## [RECORDS PROVIDED]
>>>

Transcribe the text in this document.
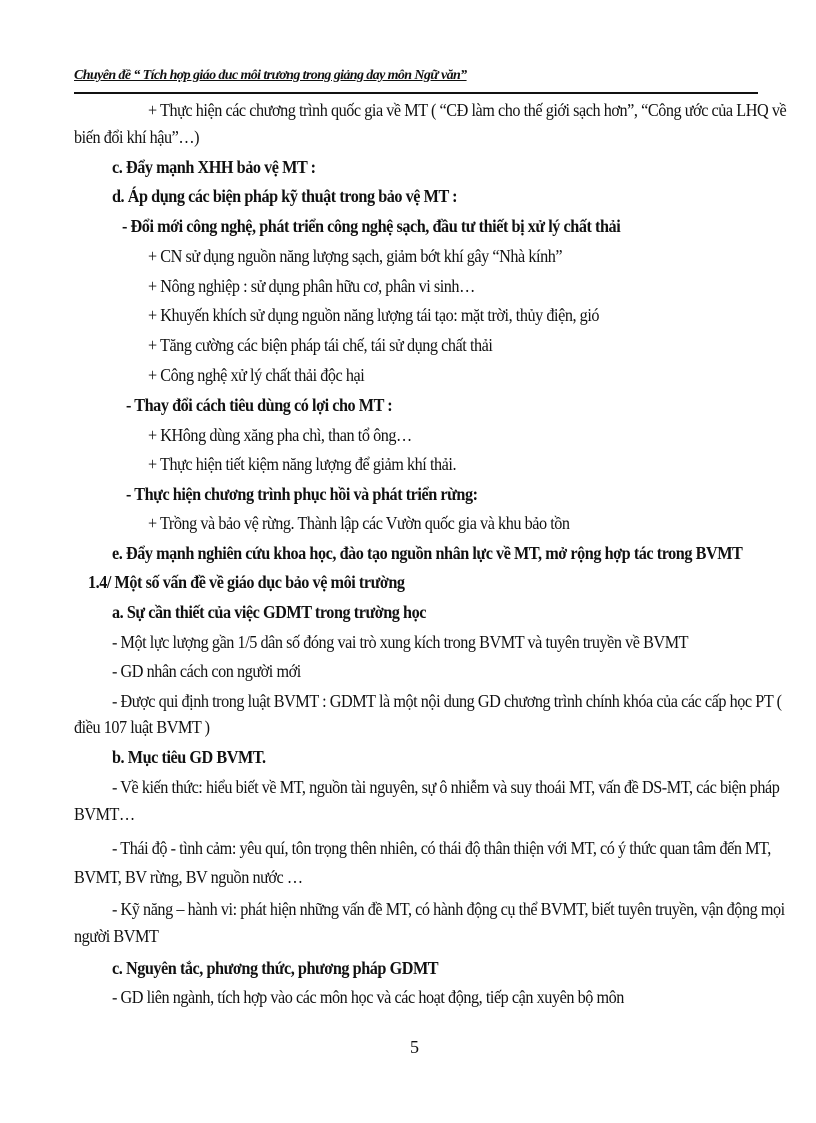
Chuyên đề “ Tích hợp giáo duc môi trương trong giảng day môn Ngữ văn”
+ Thực hiện các chương trình quốc gia về MT ( “CĐ làm cho thế giới sạch hơn”, “Công ước của LHQ về
biến đổi khí hậu”…)
c. Đẩy mạnh XHH bảo vệ MT :
d. Áp dụng các biện pháp kỹ thuật trong bảo vệ MT :
- Đổi mới công nghệ, phát triển công nghệ sạch, đầu tư thiết bị xử lý chất thải
+ CN sử dụng nguồn năng lượng sạch, giảm bớt khí gây “Nhà kính”
+ Nông nghiệp : sử dụng phân hữu cơ, phân vi sinh…
+ Khuyến khích sử dụng nguồn năng lượng tái tạo: mặt trời, thủy điện, gió
+ Tăng cường các biện pháp tái chế, tái sử dụng chất thải
+ Công nghệ xử lý chất thải độc hại
- Thay đổi cách tiêu dùng có lợi cho MT :
+ KHông dùng xăng pha chì, than tổ ông…
+ Thực hiện tiết kiệm năng lượng để giảm khí thải.
- Thực hiện chương trình phục hồi và phát triển rừng:
+ Trồng và bảo vệ rừng. Thành lập các Vườn quốc gia và khu bảo tồn
e. Đẩy mạnh nghiên cứu khoa học, đào tạo nguồn nhân lực về MT, mở rộng hợp tác trong BVMT
1.4/ Một số vấn đề về giáo dục bảo vệ môi trường
a. Sự cần thiết của việc GDMT trong trường học
- Một lực lượng gần 1/5 dân số đóng vai trò xung kích trong BVMT và tuyên truyền về BVMT
- GD nhân cách con người mới
- Được qui định trong luật BVMT : GDMT là một nội dung GD chương trình chính khóa của các cấp học PT (
điều 107 luật BVMT )
b. Mục tiêu GD BVMT.
- Về kiến thức: hiểu biết về MT, nguồn tài nguyên, sự ô nhiễm và suy thoái MT, vấn đề DS-MT, các biện pháp
BVMT…
- Thái độ - tình cảm: yêu quí, tôn trọng thên nhiên, có thái độ thân thiện với MT, có ý thức quan tâm đến MT,
BVMT, BV rừng, BV nguồn nước …
- Kỹ năng – hành vi: phát hiện những vấn đề MT, có hành động cụ thể BVMT, biết tuyên truyền, vận động mọi
người BVMT
c. Nguyên tắc, phương thức, phương pháp GDMT
- GD liên ngành, tích hợp vào các môn học và các hoạt động, tiếp cận xuyên bộ môn
5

<<<

## [SET PROBLEM]
Copy out every line of the listing that includes the string "tuyên".

## [REPLY]
- Một lực lượng gần 1/5 dân số đóng vai trò xung kích trong BVMT và tuyên truyền về BVMT
- Kỹ năng – hành vi: phát hiện những vấn đề MT, có hành động cụ thể BVMT, biết tuyên truyền, vận động mọi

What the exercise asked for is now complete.